PROBLEM:
Write out the data again in full, exactly as it reads.

A run of records:
>> begin
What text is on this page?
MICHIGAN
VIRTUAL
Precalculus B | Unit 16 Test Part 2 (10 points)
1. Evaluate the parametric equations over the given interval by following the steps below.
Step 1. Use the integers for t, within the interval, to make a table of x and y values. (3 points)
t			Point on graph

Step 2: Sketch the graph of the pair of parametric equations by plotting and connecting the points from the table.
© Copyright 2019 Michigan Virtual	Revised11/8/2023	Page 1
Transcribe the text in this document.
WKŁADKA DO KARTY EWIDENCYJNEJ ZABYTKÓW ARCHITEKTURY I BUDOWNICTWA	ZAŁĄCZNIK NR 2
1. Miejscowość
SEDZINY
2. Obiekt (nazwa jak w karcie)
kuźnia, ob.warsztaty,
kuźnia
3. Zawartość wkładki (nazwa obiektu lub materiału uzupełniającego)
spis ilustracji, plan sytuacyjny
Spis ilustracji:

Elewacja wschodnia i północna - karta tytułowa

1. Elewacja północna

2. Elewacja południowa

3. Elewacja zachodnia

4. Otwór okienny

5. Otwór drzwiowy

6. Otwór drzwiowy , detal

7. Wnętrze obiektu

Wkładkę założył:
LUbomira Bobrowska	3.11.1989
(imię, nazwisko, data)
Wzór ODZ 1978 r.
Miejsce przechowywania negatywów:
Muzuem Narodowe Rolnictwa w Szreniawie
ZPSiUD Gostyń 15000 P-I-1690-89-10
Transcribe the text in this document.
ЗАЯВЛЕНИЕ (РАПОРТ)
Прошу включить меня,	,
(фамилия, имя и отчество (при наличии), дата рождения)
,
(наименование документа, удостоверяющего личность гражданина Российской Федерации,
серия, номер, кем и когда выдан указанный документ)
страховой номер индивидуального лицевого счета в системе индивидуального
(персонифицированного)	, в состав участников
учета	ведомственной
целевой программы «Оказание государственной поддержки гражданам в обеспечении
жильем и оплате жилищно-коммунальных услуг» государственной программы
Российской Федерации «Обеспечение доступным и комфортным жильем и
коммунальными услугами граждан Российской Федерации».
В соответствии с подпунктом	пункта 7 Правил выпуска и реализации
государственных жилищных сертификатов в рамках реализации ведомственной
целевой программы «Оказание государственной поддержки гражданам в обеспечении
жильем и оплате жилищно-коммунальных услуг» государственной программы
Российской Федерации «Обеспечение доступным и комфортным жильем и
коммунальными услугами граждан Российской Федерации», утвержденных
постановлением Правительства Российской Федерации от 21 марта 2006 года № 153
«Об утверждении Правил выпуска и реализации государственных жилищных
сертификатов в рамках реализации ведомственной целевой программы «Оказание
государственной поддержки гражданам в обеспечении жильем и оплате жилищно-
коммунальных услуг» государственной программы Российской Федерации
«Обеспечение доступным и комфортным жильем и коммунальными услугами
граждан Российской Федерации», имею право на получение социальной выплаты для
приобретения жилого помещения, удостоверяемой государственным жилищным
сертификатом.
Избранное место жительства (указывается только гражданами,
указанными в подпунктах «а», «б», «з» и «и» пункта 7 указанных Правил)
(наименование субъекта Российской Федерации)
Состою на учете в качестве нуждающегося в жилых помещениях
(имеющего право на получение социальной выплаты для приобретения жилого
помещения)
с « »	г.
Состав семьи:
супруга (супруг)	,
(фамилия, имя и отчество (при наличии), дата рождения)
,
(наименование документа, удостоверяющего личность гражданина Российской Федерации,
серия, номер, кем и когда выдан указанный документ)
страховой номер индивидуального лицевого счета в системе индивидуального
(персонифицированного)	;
>> end
FULL OUTPUT:
What text is on this page?
MICHIGAN
VIRTUAL
Precalculus B | Unit 16 Test Part 2 (10 points)
1. Evaluate the parametric equations over the given interval by following the steps below.
Step 1. Use the integers for t, within the interval, to make a table of x and y values. (3 points)
t			Point on graph

Step 2: Sketch the graph of the pair of parametric equations by plotting and connecting the points from the table.
© Copyright 2019 Michigan Virtual	Revised11/8/2023	Page 1
Transcribe the text in this document.
WKŁADKA DO KARTY EWIDENCYJNEJ ZABYTKÓW ARCHITEKTURY I BUDOWNICTWA	ZAŁĄCZNIK NR 2
1. Miejscowość
SEDZINY
2. Obiekt (nazwa jak w karcie)
kuźnia, ob.warsztaty,
kuźnia
3. Zawartość wkładki (nazwa obiektu lub materiału uzupełniającego)
spis ilustracji, plan sytuacyjny
Spis ilustracji:

Elewacja wschodnia i północna - karta tytułowa

1. Elewacja północna

2. Elewacja południowa

3. Elewacja zachodnia

4. Otwór okienny

5. Otwór drzwiowy

6. Otwór drzwiowy , detal

7. Wnętrze obiektu

Wkładkę założył:
LUbomira Bobrowska	3.11.1989
(imię, nazwisko, data)
Wzór ODZ 1978 r.
Miejsce przechowywania negatywów:
Muzuem Narodowe Rolnictwa w Szreniawie
ZPSiUD Gostyń 15000 P-I-1690-89-10
Transcribe the text in this document.
ЗАЯВЛЕНИЕ (РАПОРТ)
Прошу включить меня,	,
(фамилия, имя и отчество (при наличии), дата рождения)
,
(наименование документа, удостоверяющего личность гражданина Российской Федерации,
серия, номер, кем и когда выдан указанный документ)
страховой номер индивидуального лицевого счета в системе индивидуального
(персонифицированного)	, в состав участников
учета	ведомственной
целевой программы «Оказание государственной поддержки гражданам в обеспечении
жильем и оплате жилищно-коммунальных услуг» государственной программы
Российской Федерации «Обеспечение доступным и комфортным жильем и
коммунальными услугами граждан Российской Федерации».
В соответствии с подпунктом	пункта 7 Правил выпуска и реализации
государственных жилищных сертификатов в рамках реализации ведомственной
целевой программы «Оказание государственной поддержки гражданам в обеспечении
жильем и оплате жилищно-коммунальных услуг» государственной программы
Российской Федерации «Обеспечение доступным и комфортным жильем и
коммунальными услугами граждан Российской Федерации», утвержденных
постановлением Правительства Российской Федерации от 21 марта 2006 года № 153
«Об утверждении Правил выпуска и реализации государственных жилищных
сертификатов в рамках реализации ведомственной целевой программы «Оказание
государственной поддержки гражданам в обеспечении жильем и оплате жилищно-
коммунальных услуг» государственной программы Российской Федерации
«Обеспечение доступным и комфортным жильем и коммунальными услугами
граждан Российской Федерации», имею право на получение социальной выплаты для
приобретения жилого помещения, удостоверяемой государственным жилищным
сертификатом.
Избранное место жительства (указывается только гражданами,
указанными в подпунктах «а», «б», «з» и «и» пункта 7 указанных Правил)
(наименование субъекта Российской Федерации)
Состою на учете в качестве нуждающегося в жилых помещениях
(имеющего право на получение социальной выплаты для приобретения жилого
помещения)
с « »	г.
Состав семьи:
супруга (супруг)	,
(фамилия, имя и отчество (при наличии), дата рождения)
,
(наименование документа, удостоверяющего личность гражданина Российской Федерации,
серия, номер, кем и когда выдан указанный документ)
страховой номер индивидуального лицевого счета в системе индивидуального
(персонифицированного)	;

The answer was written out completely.